"""
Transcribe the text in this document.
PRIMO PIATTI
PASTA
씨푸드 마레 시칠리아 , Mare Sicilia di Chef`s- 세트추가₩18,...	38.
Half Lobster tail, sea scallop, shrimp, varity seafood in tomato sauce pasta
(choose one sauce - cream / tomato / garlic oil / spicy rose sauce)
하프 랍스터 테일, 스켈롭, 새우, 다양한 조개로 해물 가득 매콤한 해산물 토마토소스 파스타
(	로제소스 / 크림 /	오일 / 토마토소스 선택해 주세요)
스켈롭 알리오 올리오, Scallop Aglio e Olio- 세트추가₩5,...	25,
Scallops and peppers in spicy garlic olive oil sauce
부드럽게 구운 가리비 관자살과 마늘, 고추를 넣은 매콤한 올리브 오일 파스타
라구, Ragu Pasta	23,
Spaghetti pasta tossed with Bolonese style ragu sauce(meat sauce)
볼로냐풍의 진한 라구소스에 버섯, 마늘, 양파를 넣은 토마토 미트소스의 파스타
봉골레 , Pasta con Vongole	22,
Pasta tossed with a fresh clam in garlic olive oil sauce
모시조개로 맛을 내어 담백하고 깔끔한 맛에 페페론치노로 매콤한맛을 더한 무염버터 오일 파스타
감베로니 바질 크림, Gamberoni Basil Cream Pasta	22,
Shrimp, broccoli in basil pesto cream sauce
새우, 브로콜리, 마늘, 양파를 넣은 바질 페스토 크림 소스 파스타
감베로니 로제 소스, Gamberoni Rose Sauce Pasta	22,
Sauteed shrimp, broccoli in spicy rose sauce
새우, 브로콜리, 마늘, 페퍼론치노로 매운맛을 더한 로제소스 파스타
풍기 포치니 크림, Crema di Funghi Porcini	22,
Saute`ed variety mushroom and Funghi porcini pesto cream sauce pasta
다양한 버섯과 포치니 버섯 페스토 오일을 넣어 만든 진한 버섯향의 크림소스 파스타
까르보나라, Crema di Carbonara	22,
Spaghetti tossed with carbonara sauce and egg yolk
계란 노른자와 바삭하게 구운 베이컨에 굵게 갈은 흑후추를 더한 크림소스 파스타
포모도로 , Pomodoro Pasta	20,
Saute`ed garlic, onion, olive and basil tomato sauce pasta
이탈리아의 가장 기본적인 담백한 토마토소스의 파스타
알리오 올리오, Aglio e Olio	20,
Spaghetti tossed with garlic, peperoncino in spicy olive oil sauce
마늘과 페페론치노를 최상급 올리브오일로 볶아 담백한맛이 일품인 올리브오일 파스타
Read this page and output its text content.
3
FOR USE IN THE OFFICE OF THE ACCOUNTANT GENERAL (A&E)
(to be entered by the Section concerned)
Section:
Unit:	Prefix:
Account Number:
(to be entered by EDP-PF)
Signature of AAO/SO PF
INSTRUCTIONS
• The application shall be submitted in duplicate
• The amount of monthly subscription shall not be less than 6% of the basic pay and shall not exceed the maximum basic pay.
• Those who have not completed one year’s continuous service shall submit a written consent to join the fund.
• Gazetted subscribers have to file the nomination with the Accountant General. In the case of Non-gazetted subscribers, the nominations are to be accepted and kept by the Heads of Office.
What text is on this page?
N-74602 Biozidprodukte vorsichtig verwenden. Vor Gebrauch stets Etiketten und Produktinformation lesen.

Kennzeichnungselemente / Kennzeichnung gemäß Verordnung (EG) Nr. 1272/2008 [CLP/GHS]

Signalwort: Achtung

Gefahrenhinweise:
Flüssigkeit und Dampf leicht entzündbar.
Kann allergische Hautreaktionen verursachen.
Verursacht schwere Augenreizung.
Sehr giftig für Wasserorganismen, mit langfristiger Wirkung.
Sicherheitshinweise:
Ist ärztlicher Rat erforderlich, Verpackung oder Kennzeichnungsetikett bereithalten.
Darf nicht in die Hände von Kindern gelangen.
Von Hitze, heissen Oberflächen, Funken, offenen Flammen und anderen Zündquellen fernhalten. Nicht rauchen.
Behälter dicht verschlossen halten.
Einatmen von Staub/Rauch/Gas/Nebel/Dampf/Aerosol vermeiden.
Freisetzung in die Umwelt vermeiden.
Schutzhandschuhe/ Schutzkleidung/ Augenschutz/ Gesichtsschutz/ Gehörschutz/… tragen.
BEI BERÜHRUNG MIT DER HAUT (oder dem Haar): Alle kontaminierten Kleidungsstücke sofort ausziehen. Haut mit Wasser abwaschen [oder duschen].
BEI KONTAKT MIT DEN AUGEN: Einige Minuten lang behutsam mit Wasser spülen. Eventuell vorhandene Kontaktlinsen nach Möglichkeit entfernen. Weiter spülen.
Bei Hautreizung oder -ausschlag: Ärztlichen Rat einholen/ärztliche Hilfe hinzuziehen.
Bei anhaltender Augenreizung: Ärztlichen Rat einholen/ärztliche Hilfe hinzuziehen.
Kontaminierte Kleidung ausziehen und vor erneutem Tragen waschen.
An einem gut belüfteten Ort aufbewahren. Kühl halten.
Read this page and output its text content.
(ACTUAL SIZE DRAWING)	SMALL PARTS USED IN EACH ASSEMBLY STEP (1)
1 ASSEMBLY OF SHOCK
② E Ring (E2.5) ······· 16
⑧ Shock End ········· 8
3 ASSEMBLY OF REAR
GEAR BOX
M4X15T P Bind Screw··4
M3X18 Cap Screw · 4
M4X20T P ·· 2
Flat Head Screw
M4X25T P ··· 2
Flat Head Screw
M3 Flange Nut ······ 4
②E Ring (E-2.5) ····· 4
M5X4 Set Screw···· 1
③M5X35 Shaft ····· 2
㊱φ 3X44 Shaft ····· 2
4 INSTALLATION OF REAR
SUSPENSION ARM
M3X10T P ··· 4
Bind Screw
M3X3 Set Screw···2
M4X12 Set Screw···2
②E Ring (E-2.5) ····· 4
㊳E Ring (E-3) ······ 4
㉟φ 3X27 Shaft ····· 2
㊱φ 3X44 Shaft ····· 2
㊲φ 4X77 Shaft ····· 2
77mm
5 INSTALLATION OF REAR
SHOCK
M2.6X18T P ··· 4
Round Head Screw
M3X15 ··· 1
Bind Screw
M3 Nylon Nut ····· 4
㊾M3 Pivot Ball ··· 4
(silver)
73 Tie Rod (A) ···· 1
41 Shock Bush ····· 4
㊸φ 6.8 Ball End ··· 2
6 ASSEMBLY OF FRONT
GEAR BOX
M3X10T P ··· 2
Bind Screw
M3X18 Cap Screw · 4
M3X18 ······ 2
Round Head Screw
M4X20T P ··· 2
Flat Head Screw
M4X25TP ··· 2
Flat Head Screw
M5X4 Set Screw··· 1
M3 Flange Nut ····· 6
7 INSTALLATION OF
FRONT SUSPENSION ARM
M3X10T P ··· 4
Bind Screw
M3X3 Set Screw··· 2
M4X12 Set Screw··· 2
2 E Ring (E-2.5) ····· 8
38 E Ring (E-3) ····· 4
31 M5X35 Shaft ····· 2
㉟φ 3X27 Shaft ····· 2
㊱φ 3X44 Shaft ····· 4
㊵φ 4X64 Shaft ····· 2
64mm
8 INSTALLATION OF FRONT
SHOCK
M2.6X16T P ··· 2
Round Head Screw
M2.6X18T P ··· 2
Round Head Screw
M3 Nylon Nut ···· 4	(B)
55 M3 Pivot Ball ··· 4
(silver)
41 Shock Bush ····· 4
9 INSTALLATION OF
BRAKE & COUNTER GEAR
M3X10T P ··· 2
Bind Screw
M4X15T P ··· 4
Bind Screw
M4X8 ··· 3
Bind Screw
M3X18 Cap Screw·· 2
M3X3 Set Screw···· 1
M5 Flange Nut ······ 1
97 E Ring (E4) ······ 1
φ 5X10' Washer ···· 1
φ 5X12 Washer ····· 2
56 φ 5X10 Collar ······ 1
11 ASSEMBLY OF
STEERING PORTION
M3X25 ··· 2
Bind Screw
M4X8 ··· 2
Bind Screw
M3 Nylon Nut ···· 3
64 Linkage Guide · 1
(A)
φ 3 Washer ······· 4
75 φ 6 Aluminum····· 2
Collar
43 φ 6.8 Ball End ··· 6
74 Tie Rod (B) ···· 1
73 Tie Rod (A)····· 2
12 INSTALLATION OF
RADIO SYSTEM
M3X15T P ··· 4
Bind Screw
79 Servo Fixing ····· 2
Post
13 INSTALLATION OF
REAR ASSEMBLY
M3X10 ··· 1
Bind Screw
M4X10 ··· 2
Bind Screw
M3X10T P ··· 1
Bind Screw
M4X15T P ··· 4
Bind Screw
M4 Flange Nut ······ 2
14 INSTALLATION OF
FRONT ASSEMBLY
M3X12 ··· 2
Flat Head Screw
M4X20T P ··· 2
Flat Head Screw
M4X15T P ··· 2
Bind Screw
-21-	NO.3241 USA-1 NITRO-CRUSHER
"""
Problem to work on
In the lines above, locate the string "vermeiden". Copy every line where it occurs.

Answer in full
Einatmen von Staub/Rauch/Gas/Nebel/Dampf/Aerosol vermeiden.
Freisetzung in die Umwelt vermeiden.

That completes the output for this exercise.